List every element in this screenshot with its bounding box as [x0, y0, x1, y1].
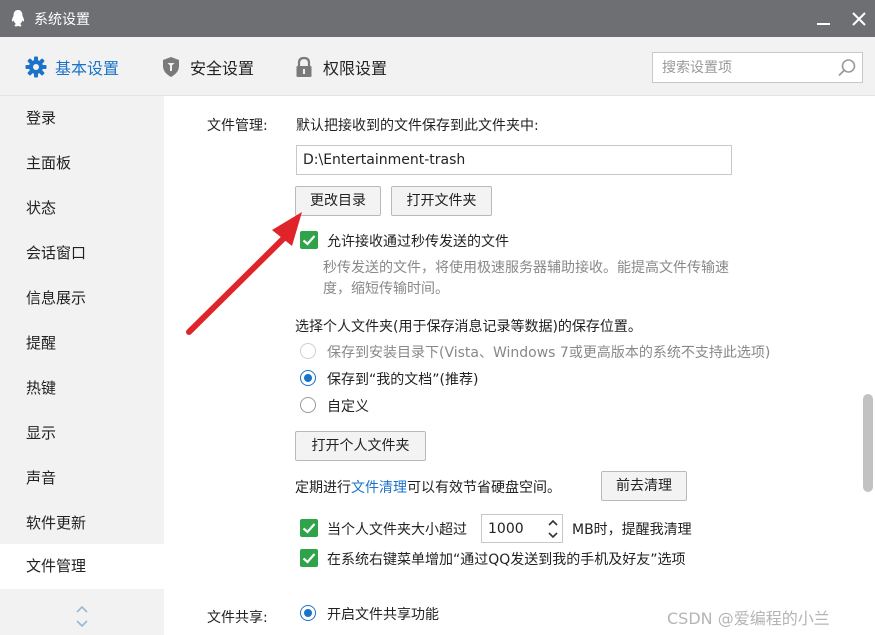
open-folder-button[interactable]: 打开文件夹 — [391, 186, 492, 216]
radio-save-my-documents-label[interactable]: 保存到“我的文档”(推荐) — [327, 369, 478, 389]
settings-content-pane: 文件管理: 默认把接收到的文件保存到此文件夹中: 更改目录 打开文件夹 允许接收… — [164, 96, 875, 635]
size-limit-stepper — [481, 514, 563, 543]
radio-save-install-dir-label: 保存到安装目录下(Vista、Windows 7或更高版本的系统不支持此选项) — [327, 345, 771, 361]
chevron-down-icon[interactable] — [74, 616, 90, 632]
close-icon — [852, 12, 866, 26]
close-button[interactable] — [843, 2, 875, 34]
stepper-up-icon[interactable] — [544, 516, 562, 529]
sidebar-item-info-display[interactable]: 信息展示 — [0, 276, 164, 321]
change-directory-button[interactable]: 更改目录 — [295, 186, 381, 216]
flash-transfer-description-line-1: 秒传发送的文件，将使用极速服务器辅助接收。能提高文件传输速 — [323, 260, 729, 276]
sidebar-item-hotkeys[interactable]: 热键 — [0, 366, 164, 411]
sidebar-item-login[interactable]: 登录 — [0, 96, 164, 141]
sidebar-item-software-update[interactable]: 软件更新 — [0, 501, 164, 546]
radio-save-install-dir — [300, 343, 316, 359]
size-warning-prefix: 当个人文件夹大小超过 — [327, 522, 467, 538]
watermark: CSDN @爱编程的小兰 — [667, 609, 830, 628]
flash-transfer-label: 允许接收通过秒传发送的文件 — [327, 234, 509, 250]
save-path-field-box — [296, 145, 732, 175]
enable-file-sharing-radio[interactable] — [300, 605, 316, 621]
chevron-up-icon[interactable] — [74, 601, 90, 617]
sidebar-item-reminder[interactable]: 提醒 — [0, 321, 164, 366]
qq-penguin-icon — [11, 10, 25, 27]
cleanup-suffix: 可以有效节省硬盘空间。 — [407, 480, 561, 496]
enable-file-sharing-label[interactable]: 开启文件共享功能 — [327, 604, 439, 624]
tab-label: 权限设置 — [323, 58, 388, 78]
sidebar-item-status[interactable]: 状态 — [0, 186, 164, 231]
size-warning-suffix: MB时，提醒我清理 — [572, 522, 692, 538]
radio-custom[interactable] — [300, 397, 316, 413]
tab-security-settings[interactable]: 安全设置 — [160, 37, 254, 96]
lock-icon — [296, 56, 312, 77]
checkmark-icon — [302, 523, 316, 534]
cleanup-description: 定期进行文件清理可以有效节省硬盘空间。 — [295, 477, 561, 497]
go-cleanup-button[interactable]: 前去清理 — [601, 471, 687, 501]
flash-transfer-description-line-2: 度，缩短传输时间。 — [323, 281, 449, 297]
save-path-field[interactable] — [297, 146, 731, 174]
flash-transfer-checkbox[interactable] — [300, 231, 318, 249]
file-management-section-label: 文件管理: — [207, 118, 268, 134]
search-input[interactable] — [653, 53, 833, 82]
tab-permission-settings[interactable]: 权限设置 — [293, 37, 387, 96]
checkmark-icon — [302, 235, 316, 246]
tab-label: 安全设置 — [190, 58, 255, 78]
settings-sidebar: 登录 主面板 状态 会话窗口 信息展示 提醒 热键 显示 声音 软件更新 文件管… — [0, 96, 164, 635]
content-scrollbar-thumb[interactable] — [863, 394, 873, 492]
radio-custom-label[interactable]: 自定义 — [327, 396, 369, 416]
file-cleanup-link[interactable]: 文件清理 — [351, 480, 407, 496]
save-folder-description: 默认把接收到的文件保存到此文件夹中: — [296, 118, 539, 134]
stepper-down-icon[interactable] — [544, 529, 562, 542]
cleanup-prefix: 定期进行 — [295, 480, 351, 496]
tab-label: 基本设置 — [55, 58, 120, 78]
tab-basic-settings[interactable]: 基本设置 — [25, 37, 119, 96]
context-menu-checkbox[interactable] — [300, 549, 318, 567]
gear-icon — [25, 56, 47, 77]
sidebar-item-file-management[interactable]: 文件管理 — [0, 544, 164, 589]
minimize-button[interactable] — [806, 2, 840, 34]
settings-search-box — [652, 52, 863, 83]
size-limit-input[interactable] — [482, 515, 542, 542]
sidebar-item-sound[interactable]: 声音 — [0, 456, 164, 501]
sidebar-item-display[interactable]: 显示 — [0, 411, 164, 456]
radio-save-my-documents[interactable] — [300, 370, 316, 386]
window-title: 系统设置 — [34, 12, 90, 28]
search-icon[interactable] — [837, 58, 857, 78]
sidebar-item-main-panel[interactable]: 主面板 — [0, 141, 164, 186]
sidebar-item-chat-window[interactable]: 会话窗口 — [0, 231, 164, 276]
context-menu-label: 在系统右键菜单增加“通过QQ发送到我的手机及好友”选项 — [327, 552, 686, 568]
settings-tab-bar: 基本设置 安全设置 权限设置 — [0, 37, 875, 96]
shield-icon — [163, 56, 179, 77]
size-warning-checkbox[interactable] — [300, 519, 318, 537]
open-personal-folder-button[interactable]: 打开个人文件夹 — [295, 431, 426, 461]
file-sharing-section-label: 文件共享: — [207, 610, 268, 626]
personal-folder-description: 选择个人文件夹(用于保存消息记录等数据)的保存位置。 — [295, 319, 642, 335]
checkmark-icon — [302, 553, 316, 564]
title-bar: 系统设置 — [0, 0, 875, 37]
...
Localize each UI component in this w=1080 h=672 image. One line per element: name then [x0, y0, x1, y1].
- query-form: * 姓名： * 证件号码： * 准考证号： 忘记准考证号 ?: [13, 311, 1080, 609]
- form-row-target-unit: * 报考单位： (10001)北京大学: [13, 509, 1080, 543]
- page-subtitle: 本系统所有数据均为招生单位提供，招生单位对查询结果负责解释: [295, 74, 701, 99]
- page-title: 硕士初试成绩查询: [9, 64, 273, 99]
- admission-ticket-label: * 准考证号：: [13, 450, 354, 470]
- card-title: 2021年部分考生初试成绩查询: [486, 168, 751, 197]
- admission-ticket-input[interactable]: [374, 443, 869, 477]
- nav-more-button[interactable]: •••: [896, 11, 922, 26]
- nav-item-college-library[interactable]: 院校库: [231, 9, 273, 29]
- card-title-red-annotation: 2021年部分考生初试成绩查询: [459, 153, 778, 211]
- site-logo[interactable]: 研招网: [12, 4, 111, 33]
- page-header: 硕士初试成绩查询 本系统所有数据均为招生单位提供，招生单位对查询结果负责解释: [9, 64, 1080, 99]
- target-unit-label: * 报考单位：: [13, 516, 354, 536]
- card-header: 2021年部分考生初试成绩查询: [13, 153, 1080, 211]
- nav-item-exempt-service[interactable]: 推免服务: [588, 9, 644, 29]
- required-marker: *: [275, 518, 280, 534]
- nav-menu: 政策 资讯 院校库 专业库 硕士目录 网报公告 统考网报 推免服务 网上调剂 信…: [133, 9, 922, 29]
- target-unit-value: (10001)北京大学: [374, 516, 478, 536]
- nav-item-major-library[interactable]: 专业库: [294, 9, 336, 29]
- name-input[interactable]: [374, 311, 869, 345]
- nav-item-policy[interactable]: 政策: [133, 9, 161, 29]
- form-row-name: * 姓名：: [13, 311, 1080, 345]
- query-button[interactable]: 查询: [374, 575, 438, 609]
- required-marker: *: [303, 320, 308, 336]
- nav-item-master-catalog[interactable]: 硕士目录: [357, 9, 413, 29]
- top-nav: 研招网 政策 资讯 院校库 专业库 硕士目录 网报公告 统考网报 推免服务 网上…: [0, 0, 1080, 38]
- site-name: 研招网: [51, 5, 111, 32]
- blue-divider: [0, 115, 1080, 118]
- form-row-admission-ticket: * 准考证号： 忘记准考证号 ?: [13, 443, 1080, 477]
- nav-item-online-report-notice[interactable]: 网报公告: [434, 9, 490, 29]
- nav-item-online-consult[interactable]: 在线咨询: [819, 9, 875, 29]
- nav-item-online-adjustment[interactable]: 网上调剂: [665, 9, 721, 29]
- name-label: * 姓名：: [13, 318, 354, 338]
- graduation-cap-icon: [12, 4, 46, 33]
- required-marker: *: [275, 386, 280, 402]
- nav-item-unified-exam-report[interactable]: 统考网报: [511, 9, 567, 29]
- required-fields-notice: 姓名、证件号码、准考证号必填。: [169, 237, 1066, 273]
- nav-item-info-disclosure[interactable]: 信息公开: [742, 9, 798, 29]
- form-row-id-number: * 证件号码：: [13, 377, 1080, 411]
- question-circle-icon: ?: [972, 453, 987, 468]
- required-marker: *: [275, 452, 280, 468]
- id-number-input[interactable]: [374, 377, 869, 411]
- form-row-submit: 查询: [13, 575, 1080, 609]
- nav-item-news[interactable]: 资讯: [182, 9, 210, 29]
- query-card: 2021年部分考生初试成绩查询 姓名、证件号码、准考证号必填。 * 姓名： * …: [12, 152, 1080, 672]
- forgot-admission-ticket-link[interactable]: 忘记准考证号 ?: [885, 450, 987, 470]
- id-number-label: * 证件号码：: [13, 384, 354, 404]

_AIM OF THE EXERCISE:_ Update the items starting at "open-folder-button[interactable]: 打开文件夹 —" and ending at "close-icon — [852, 12, 866, 26]" by writing "size-limit-spinner" in place of "size-limit-stepper", with everything else left unchanged. Give only those lines.

_FINISHED ANSWER:_
open-folder-button[interactable]: 打开文件夹 — [391, 186, 492, 216]
radio-save-my-documents-label[interactable]: 保存到“我的文档”(推荐) — [327, 369, 478, 389]
settings-content-pane: 文件管理: 默认把接收到的文件保存到此文件夹中: 更改目录 打开文件夹 允许接收… — [164, 96, 875, 635]
size-limit-spinner — [481, 514, 563, 543]
radio-save-install-dir-label: 保存到安装目录下(Vista、Windows 7或更高版本的系统不支持此选项) — [327, 345, 771, 361]
chevron-down-icon[interactable] — [74, 616, 90, 632]
close-icon — [852, 12, 866, 26]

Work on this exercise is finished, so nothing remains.